## START Provided information

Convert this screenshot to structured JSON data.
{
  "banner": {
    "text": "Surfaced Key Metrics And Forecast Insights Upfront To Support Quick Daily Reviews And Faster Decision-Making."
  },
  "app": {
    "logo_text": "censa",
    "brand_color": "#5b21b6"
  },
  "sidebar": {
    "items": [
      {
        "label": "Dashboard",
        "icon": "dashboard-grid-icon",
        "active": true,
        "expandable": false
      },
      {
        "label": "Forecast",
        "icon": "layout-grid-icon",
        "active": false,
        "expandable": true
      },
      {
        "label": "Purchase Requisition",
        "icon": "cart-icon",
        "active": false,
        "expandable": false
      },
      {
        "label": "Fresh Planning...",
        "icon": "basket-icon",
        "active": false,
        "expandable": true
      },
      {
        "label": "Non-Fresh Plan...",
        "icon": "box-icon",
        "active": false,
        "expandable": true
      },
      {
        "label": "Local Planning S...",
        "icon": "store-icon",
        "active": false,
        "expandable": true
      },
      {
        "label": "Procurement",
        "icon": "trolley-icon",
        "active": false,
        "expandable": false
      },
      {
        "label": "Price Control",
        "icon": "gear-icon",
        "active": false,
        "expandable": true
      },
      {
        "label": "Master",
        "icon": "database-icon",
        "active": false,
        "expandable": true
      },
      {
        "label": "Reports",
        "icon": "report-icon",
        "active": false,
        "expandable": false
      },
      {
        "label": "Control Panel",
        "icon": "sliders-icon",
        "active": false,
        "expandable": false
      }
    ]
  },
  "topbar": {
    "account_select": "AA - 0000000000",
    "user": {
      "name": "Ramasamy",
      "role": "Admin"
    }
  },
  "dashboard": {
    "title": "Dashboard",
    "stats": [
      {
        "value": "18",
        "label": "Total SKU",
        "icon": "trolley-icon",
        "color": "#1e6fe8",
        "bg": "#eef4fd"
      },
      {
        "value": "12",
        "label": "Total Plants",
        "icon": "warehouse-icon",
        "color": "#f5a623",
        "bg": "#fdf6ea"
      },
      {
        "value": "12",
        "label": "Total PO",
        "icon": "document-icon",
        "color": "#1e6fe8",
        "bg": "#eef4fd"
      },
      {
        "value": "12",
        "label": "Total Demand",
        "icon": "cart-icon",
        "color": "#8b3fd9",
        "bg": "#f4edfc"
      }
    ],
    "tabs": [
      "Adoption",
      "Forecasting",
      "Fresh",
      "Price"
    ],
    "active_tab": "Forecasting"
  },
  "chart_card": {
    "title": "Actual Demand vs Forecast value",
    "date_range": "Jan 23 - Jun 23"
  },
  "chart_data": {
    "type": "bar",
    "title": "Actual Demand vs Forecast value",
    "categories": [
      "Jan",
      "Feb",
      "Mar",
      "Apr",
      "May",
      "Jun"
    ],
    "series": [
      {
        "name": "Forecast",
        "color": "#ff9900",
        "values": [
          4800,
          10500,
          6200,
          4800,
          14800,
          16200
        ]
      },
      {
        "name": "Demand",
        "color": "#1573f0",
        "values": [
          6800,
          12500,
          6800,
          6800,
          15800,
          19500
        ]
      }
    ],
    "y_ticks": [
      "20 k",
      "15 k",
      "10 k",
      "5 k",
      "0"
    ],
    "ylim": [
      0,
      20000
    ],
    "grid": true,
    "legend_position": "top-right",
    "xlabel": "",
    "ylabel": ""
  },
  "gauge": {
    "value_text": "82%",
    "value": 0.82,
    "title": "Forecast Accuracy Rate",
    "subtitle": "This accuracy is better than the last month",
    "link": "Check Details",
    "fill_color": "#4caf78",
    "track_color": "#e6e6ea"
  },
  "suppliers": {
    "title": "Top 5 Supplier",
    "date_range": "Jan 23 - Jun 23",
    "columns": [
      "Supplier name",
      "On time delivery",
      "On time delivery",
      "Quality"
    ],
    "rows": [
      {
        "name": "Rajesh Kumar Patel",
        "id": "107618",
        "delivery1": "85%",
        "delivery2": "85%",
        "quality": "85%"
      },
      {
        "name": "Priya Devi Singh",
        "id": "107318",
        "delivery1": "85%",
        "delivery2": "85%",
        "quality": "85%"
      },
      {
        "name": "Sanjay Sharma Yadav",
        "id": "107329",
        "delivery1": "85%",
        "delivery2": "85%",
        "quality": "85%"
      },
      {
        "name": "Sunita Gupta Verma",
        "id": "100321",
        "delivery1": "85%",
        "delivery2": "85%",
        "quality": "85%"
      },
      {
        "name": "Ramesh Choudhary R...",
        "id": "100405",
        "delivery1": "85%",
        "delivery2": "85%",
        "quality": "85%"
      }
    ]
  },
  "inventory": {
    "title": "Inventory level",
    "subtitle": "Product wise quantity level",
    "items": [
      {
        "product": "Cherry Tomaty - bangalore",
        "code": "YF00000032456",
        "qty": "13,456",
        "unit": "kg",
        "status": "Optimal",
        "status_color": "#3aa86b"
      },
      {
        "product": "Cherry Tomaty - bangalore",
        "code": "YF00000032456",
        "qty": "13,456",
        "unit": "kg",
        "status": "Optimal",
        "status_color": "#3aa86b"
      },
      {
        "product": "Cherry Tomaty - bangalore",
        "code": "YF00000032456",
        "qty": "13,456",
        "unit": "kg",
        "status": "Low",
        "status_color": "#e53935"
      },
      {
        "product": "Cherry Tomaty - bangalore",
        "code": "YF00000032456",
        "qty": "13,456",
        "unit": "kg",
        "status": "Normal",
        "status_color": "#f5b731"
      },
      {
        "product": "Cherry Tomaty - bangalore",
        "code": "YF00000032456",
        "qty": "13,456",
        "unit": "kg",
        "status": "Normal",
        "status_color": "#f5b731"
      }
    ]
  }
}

## END Provided information

• [Stated goal]
Keep only those lines of the records that hold "level", and return them.

• [Finished answer]
    "title": "Inventory level",
    "subtitle": "Product wise quantity level",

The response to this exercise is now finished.